O mágico de Macondo

Certos escritores, assim como certos  artistas que tanto bem fazem à humanidade não deveriam morrer. Mas, de repente, essa expectativa de imortalidade se rompe e nos deparamos com a realidade tão distante da ficção: a morte chega e tudo se acaba. O sólido se desmancha no ar. Só ficam para a eternidade as obras e as lições de cada um.

Não custava nada o destino conferir a Gabriel García Márquez a longevidade dos seus personagens de Macondo. Se ele fosse um Buendía viraria borboleta e sairia voando pelo seu espaço mágico.

A vida de Garcia Márquez, narrada por ele mesmo, em sua obra Viver para contar, é um repositório de aventuras, ousadias e sucessos.

Como García Márquez, possuidor de uma timidez de codorna, conforme ele mesmo avaliou-se em sua autobiografia, como pôde ele ter obtido tanto sucesso? Será num passe de mágica ou de sorte? Com certeza, não foi assim. Toda a consagração de Gabo foi o resultado da dedicação exclusiva ao ofício de escrever e do cultivo do seu talento. Como um lance sobrenatural, ele percebeu que deveria largar tudo e viver exclusivamente para escrever. Só assim seria construído o escritor que desejou tornar-se. Os passos e as dificuldades para chegar à glória são esclarecidos, com detalhes, em Viver para contar.

Não há dúvida de que o pináculo da literatura fantástica, na América Latina, é o romance Cem anos de solidão, embora não tenha sido o pioneiro nessa categoria. Por esse mérito é que o crítico americano Ilan Stavans denominou essa obra de Bíblia da América Latina. Desde seu lançamento, em 1967, esse romance revolucionou a literatura neste continente e em todo o mundo, trazendo à tona o poder da ficção, força que se sente desde o nocaute da primeira frase: “Muitos anos depois, diante do pelotão de fuzilamento, o coronel Aureliano Buendía havia de recordar aquela tarde remota em que seu pai o levou para conhecer o gelo”.

Quem conhece  Amor em tempo de cólera, Cem anos de solidão, Crônica de uma morte anunciada, Os funerais da Mamãe Grande, O general e seu labirinto, Memórias de minhas putas tristes, O outono do patriarca e Relato de um náufrago, dentre outras obras de García Márquez, pode aquilatar o grau de criatividade do escritor que deu ao realismo mágico o melhor tratamento literário.

Coincidentemente, eu estava em Havana, no dia seguinte à morte dele e, ali, tive a oportunidade de sentir, pelas páginas do jornal Granma a repercussão daquele fato, inclusive com a divulgação de um artigo do próprio Fidel Castro, em louvor da genialidade do falecido, seu amigo pessoal e admirador.
★ ★ ★ ★
**Requisitos das tarefas:**
- A) Copie do texto sobre García Márquez o trecho que vai de "Certos escritores, assim" a "seu espaço mágico.".
- B) Traduza para o inglês esta frase do texto sobre García Márquez: "Se ele fosse um Buendía viraria borboleta e sairia voando pelo seu espaço mágico."

**Registros de dados:**
★ ★ ★ ★
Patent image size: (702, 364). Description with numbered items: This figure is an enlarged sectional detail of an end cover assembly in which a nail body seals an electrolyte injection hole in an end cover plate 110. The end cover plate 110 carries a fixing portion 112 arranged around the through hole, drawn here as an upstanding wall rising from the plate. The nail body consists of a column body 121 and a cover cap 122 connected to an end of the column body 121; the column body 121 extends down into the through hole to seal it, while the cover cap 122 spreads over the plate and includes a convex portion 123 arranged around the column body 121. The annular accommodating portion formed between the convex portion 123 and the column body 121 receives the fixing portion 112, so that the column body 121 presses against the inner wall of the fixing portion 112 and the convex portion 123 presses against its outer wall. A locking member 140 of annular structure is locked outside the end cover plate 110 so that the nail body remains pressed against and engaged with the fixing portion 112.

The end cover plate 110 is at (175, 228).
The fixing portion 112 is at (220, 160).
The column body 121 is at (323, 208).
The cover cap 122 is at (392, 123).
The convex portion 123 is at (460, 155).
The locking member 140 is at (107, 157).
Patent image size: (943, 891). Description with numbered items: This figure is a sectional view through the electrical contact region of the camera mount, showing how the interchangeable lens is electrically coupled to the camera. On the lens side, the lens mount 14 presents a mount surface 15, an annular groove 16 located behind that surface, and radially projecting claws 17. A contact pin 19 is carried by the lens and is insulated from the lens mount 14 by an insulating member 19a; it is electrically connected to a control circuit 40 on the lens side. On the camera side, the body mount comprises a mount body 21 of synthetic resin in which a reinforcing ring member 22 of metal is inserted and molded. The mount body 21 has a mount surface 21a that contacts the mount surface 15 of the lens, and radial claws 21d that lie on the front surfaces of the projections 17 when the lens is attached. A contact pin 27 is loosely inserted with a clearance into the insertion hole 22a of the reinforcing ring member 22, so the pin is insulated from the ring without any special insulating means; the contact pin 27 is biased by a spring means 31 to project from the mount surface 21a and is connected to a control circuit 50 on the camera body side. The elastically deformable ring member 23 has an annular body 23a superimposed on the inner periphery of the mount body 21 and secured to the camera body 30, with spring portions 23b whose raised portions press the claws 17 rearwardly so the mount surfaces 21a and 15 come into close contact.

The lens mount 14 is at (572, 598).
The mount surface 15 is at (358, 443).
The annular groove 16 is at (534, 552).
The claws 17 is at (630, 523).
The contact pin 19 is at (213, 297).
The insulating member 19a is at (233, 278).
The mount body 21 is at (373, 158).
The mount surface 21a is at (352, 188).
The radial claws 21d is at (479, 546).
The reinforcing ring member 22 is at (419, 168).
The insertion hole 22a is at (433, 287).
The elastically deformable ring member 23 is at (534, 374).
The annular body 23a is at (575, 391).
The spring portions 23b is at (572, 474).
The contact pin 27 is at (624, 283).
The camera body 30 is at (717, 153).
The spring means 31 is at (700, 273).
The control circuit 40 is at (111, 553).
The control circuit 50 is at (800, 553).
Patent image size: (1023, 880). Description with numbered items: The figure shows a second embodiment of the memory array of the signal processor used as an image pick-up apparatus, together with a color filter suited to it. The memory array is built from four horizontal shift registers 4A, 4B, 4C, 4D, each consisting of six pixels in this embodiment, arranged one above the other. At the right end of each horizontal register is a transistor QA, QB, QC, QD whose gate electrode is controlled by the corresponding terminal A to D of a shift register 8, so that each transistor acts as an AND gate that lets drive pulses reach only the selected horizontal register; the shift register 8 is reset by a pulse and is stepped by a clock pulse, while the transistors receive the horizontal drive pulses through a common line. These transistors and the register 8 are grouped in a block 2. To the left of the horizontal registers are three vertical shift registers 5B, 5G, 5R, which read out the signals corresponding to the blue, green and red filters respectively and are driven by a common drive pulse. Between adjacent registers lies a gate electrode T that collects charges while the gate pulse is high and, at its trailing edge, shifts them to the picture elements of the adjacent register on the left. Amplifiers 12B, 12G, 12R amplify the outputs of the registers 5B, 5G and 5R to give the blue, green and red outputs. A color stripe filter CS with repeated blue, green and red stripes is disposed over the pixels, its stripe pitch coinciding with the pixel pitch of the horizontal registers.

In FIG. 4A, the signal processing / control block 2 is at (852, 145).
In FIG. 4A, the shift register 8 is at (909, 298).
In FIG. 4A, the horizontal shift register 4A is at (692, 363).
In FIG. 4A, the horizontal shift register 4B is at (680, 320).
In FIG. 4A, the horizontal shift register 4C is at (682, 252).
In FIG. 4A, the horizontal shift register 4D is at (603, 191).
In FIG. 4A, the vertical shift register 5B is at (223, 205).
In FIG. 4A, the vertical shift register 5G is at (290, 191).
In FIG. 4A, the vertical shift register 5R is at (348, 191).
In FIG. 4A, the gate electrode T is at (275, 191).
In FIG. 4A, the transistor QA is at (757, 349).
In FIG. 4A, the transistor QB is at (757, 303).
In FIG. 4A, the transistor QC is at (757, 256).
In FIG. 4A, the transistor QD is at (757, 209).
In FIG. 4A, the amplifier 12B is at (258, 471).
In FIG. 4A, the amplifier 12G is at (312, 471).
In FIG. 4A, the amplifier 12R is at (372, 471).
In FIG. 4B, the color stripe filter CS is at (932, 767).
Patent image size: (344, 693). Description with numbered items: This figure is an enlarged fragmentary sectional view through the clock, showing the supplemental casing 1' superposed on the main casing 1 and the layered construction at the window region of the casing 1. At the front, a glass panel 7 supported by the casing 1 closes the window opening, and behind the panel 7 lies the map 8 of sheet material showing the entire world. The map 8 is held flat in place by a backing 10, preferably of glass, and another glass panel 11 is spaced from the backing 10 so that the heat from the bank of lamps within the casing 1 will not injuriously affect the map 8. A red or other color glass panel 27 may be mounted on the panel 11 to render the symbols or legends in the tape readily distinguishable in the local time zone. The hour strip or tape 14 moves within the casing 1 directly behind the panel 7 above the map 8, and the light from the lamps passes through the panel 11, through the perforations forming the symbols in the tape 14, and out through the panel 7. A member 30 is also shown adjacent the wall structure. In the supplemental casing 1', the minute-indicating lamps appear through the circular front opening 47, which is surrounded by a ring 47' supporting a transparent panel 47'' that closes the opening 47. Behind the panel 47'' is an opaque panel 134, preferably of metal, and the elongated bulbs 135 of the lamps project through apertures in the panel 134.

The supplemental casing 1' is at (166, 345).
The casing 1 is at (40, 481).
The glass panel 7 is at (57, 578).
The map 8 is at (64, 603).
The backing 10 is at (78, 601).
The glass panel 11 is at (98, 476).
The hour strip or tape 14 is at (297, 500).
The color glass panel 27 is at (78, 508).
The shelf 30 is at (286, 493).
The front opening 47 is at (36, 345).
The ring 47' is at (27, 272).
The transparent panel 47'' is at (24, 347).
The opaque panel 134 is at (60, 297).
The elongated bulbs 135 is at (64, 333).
★ ★ ★ ★
**Resultados das tarefas:**
- A)
Certos escritores, assim como certos  artistas que tanto bem fazem à humanidade não deveriam morrer. Mas, de repente, essa expectativa de imortalidade se rompe e nos deparamos com a realidade tão distante da ficção: a morte chega e tudo se acaba. O sólido se desmancha no ar. Só ficam para a eternidade as obras e as lições de cada um.

Não custava nada o destino conferir a Gabriel García Márquez a longevidade dos seus personagens de Macondo. Se ele fosse um Buendía viraria borboleta e sairia voando pelo seu espaço mágico.

- B) If he were a Buendía, he would turn into a butterfly and fly off through his magical space.